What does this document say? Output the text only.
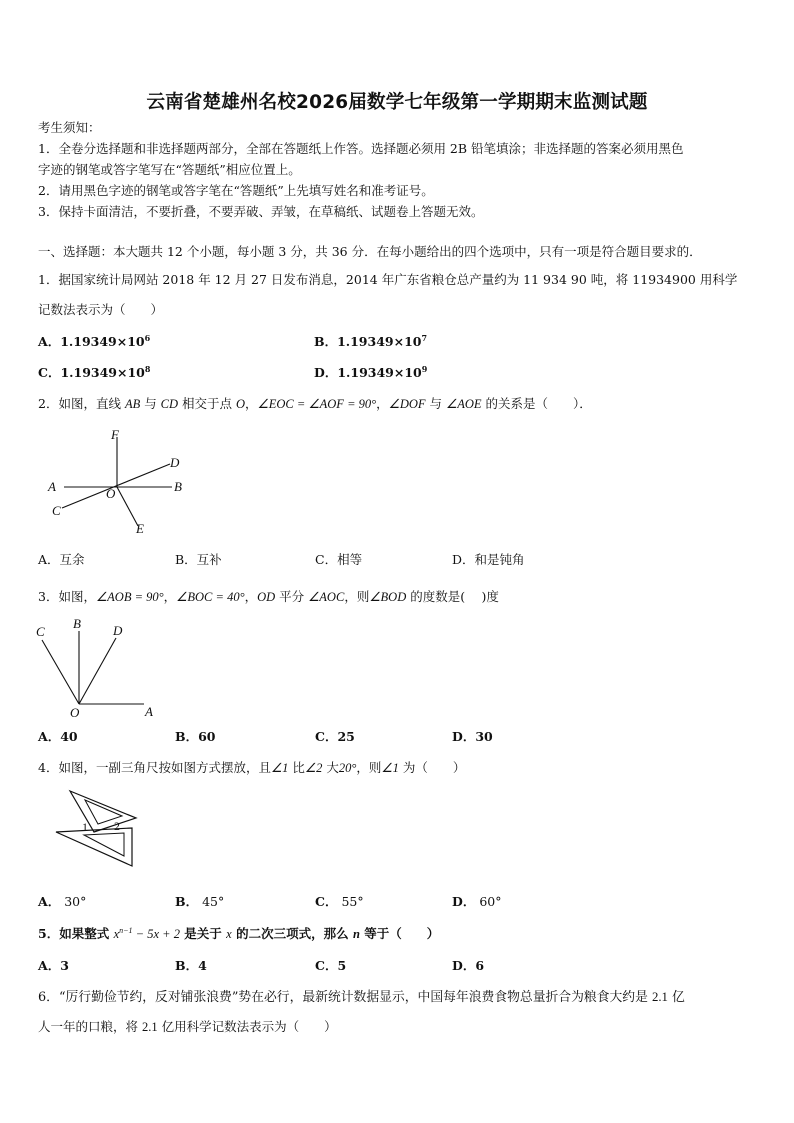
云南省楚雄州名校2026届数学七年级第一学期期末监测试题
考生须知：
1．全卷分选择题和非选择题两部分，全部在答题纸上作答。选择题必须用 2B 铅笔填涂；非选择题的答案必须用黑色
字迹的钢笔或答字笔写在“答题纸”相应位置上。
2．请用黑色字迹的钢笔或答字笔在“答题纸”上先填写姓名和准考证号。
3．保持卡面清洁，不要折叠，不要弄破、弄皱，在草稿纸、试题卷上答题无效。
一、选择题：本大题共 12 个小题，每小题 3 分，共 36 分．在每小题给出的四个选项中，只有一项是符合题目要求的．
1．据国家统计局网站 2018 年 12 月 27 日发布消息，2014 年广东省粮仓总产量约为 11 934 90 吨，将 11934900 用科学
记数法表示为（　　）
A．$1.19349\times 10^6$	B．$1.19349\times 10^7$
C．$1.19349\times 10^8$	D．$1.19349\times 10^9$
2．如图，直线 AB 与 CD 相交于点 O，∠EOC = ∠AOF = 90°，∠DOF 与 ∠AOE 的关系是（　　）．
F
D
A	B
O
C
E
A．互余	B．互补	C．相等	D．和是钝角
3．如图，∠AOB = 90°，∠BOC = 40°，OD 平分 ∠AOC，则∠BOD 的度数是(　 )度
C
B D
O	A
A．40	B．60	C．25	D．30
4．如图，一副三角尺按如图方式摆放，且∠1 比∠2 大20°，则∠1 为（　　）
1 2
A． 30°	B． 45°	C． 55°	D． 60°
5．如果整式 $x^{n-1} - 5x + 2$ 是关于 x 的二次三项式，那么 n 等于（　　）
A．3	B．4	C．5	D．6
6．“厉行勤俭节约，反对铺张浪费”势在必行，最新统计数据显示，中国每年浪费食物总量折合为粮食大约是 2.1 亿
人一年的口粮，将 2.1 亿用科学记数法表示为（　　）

_ _ _

Only lines that contain the word "times" are wanted; copy each of them.

A．$1.19349\times 10^6$	B．$1.19349\times 10^7$
C．$1.19349\times 10^8$	D．$1.19349\times 10^9$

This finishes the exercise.